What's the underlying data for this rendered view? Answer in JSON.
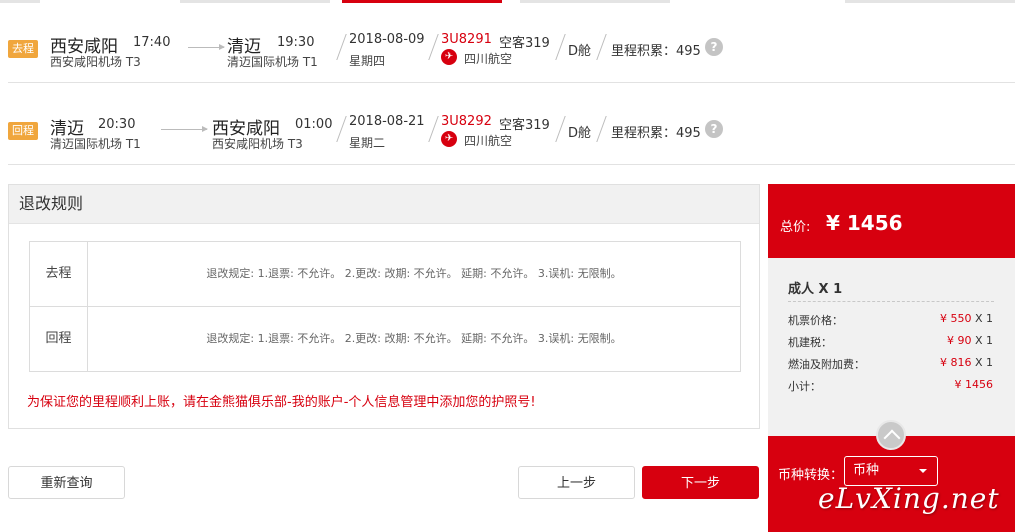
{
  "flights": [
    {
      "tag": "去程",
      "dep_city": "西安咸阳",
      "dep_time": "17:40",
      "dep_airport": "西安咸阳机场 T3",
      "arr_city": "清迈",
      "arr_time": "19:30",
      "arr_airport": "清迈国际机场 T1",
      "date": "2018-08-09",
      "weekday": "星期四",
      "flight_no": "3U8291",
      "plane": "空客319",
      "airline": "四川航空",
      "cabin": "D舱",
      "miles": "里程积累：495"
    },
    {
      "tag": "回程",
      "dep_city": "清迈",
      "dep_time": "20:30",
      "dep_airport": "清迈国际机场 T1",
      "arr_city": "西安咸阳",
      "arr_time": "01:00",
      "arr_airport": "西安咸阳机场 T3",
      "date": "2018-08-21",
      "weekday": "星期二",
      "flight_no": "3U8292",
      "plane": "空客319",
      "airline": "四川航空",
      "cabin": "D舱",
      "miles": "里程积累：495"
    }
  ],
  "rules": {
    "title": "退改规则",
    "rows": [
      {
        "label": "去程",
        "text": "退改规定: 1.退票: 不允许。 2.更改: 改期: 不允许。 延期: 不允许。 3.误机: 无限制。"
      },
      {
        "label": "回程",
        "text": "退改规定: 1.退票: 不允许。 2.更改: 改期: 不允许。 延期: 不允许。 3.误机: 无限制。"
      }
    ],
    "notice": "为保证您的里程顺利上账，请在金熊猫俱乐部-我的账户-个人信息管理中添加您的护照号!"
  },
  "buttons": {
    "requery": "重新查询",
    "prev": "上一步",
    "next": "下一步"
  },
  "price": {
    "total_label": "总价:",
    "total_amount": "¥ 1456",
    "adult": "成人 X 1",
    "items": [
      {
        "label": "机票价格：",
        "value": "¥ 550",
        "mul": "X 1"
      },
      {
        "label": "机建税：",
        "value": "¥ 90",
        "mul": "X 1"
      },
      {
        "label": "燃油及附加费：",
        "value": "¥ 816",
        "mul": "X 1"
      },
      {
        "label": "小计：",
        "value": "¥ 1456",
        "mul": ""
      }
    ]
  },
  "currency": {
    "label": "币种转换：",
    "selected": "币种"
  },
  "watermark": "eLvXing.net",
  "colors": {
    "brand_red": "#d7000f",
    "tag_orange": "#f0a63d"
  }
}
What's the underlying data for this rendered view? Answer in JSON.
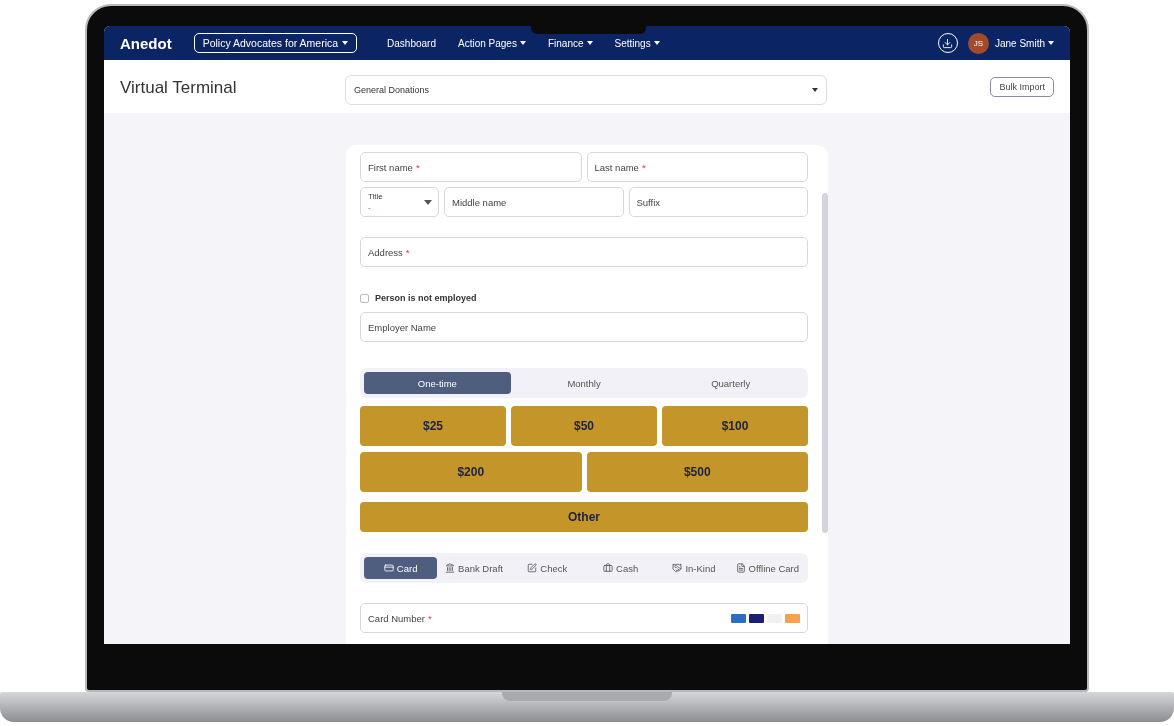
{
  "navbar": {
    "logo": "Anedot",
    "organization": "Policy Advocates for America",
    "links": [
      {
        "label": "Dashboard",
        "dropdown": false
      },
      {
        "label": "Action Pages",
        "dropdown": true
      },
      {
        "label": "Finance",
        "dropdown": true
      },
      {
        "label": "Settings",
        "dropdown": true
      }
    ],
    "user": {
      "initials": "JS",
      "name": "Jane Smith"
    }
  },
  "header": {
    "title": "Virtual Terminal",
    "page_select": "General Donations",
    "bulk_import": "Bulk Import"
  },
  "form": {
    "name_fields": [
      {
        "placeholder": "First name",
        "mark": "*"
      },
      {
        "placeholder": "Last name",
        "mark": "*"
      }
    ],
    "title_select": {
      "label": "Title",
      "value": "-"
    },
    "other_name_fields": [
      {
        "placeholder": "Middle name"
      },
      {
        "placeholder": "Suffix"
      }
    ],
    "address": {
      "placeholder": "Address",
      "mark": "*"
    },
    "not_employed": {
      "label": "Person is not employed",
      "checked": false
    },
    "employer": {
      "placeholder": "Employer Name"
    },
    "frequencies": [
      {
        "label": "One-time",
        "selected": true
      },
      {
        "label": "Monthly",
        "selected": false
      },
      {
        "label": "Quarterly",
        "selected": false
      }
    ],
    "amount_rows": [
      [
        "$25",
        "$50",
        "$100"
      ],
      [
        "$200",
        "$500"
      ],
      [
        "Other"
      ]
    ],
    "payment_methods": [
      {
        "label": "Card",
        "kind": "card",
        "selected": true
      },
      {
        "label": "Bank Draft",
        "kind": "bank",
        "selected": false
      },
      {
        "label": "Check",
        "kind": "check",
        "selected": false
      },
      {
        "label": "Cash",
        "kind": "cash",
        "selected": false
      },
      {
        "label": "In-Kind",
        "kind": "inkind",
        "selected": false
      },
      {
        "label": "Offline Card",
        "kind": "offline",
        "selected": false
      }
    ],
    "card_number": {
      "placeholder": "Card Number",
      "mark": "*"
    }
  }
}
┄┄┄┄┄┄┄┄┄┄
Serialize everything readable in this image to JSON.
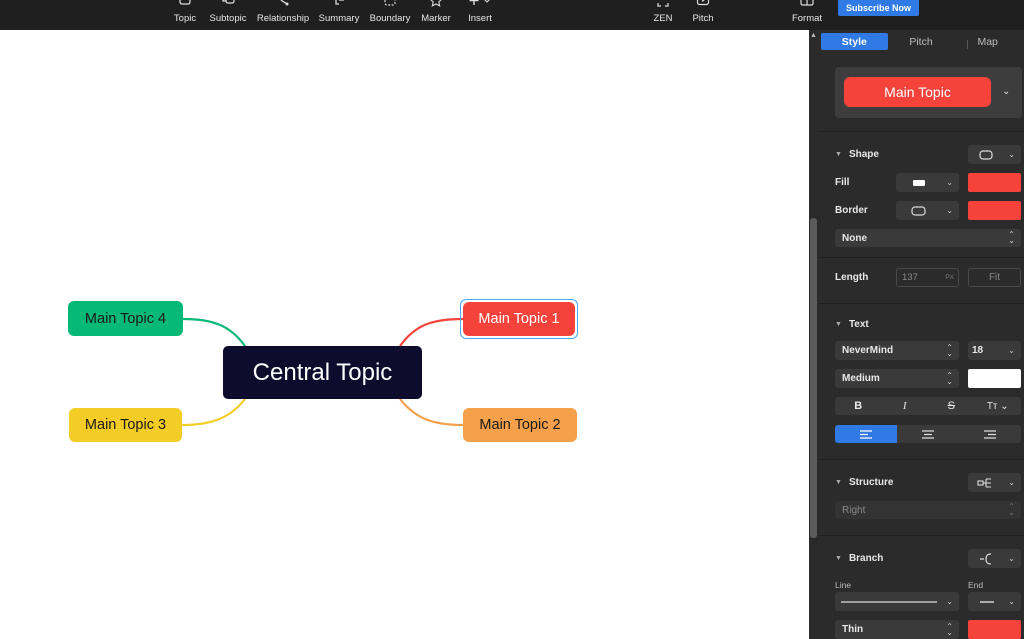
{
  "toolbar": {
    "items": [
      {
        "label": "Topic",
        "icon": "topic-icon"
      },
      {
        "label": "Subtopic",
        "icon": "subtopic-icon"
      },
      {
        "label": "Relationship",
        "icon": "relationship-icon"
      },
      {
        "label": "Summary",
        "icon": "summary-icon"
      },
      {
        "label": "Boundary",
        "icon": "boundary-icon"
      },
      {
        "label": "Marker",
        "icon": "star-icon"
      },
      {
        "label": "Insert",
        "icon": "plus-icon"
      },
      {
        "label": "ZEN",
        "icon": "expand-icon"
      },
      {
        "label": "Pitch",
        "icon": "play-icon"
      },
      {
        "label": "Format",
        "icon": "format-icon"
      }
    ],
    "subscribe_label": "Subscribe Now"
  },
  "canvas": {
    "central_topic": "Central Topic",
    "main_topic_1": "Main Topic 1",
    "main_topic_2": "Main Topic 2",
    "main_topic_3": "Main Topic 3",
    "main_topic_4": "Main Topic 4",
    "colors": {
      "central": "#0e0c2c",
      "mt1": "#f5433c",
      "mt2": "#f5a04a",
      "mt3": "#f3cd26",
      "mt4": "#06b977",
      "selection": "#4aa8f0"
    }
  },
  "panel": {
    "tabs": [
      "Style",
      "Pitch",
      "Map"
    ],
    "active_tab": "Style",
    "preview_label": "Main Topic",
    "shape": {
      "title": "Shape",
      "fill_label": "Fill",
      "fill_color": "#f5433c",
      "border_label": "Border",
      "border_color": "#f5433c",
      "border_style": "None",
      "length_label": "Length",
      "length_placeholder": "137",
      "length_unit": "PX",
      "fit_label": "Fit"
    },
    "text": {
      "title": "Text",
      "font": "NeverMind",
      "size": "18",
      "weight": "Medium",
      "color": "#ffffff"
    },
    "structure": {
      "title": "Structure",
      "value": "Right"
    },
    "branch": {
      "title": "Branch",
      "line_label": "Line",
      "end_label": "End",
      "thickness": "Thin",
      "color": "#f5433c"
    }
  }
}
┄┄┄┄┄┄┄┄┄┄
Work to complete: Report the count of lines in the entries that contain the string "清迈国际机场", and nothing besides it.

Full answer: 2